_Stored entries:_
▼
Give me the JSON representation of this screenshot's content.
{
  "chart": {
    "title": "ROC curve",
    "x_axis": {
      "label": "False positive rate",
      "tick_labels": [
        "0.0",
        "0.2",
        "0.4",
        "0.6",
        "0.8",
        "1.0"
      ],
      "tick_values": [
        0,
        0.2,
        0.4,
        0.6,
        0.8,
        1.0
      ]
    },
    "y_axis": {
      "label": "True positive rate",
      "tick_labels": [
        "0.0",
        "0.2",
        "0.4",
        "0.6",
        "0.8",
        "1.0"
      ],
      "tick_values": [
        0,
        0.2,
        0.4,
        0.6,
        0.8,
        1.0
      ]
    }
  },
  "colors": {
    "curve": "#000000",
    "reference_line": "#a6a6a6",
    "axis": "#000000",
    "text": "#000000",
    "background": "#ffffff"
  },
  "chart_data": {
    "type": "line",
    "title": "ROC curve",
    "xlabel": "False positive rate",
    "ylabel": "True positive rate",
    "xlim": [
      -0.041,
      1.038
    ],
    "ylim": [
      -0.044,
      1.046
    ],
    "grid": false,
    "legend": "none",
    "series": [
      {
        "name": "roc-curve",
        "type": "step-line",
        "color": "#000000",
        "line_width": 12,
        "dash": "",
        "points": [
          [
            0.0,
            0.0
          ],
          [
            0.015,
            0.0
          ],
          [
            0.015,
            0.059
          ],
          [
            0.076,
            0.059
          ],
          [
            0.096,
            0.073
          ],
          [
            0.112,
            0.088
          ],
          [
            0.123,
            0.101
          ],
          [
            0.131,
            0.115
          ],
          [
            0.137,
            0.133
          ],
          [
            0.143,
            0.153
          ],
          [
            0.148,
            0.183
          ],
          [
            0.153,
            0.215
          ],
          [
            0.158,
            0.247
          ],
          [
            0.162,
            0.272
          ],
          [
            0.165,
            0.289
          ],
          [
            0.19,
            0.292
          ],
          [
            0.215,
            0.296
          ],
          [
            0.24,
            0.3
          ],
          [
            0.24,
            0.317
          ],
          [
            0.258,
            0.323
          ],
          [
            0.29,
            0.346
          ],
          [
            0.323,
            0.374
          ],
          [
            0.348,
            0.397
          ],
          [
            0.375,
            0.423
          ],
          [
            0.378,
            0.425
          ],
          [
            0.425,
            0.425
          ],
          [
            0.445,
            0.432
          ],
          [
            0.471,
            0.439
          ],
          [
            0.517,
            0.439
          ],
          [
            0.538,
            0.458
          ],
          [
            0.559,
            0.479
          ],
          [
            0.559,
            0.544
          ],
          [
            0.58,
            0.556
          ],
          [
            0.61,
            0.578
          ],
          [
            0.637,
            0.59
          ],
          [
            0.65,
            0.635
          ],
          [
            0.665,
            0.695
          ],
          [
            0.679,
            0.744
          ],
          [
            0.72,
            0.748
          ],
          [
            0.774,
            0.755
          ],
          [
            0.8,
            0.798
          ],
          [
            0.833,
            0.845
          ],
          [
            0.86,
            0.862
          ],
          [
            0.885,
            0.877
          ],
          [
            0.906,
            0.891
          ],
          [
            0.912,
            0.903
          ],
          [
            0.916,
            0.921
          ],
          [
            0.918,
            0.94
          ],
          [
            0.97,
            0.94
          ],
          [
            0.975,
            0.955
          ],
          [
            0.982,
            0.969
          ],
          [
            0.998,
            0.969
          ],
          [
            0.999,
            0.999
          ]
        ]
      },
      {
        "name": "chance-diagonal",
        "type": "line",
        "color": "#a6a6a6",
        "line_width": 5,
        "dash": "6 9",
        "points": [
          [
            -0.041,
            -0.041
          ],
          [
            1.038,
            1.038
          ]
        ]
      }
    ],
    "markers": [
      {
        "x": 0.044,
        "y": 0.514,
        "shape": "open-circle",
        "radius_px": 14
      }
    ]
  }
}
▲
_To do:_ Reproduce each record exactly, leaving nothing out.

_The response:_
Give me the JSON representation of this screenshot's content.
{
  "chart": {
    "title": "ROC curve",
    "x_axis": {
      "label": "False positive rate",
      "tick_labels": [
        "0.0",
        "0.2",
        "0.4",
        "0.6",
        "0.8",
        "1.0"
      ],
      "tick_values": [
        0,
        0.2,
        0.4,
        0.6,
        0.8,
        1.0
      ]
    },
    "y_axis": {
      "label": "True positive rate",
      "tick_labels": [
        "0.0",
        "0.2",
        "0.4",
        "0.6",
        "0.8",
        "1.0"
      ],
      "tick_values": [
        0,
        0.2,
        0.4,
        0.6,
        0.8,
        1.0
      ]
    }
  },
  "colors": {
    "curve": "#000000",
    "reference_line": "#a6a6a6",
    "axis": "#000000",
    "text": "#000000",
    "background": "#ffffff"
  },
  "chart_data": {
    "type": "line",
    "title": "ROC curve",
    "xlabel": "False positive rate",
    "ylabel": "True positive rate",
    "xlim": [
      -0.041,
      1.038
    ],
    "ylim": [
      -0.044,
      1.046
    ],
    "grid": false,
    "legend": "none",
    "series": [
      {
        "name": "roc-curve",
        "type": "step-line",
        "color": "#000000",
        "line_width": 12,
        "dash": "",
        "points": [
          [
            0.0,
            0.0
          ],
          [
            0.015,
            0.0
          ],
          [
            0.015,
            0.059
          ],
          [
            0.076,
            0.059
          ],
          [
            0.096,
            0.073
          ],
          [
            0.112,
            0.088
          ],
          [
            0.123,
            0.101
          ],
          [
            0.131,
            0.115
          ],
          [
            0.137,
            0.133
          ],
          [
            0.143,
            0.153
          ],
          [
            0.148,
            0.183
          ],
          [
            0.153,
            0.215
          ],
          [
            0.158,
            0.247
          ],
          [
            0.162,
            0.272
          ],
          [
            0.165,
            0.289
          ],
          [
            0.19,
            0.292
          ],
          [
            0.215,
            0.296
          ],
          [
            0.24,
            0.3
          ],
          [
            0.24,
            0.317
          ],
          [
            0.258,
            0.323
          ],
          [
            0.29,
            0.346
          ],
          [
            0.323,
            0.374
          ],
          [
            0.348,
            0.397
          ],
          [
            0.375,
            0.423
          ],
          [
            0.378,
            0.425
          ],
          [
            0.425,
            0.425
          ],
          [
            0.445,
            0.432
          ],
          [
            0.471,
            0.439
          ],
          [
            0.517,
            0.439
          ],
          [
            0.538,
            0.458
          ],
          [
            0.559,
            0.479
          ],
          [
            0.559,
            0.544
          ],
          [
            0.58,
            0.556
          ],
          [
            0.61,
            0.578
          ],
          [
            0.637,
            0.59
          ],
          [
            0.65,
            0.635
          ],
          [
            0.665,
            0.695
          ],
          [
            0.679,
            0.744
          ],
          [
            0.72,
            0.748
          ],
          [
            0.774,
            0.755
          ],
          [
            0.8,
            0.798
          ],
          [
            0.833,
            0.845
          ],
          [
            0.86,
            0.862
          ],
          [
            0.885,
            0.877
          ],
          [
            0.906,
            0.891
          ],
          [
            0.912,
            0.903
          ],
          [
            0.916,
            0.921
          ],
          [
            0.918,
            0.94
          ],
          [
            0.97,
            0.94
          ],
          [
            0.975,
            0.955
          ],
          [
            0.982,
            0.969
          ],
          [
            0.998,
            0.969
          ],
          [
            0.999,
            0.999
          ]
        ]
      },
      {
        "name": "chance-diagonal",
        "type": "line",
        "color": "#a6a6a6",
        "line_width": 5,
        "dash": "6 9",
        "points": [
          [
            -0.041,
            -0.041
          ],
          [
            1.038,
            1.038
          ]
        ]
      }
    ],
    "markers": [
      {
        "x": 0.044,
        "y": 0.514,
        "shape": "open-circle",
        "radius_px": 14
      }
    ]
  }
}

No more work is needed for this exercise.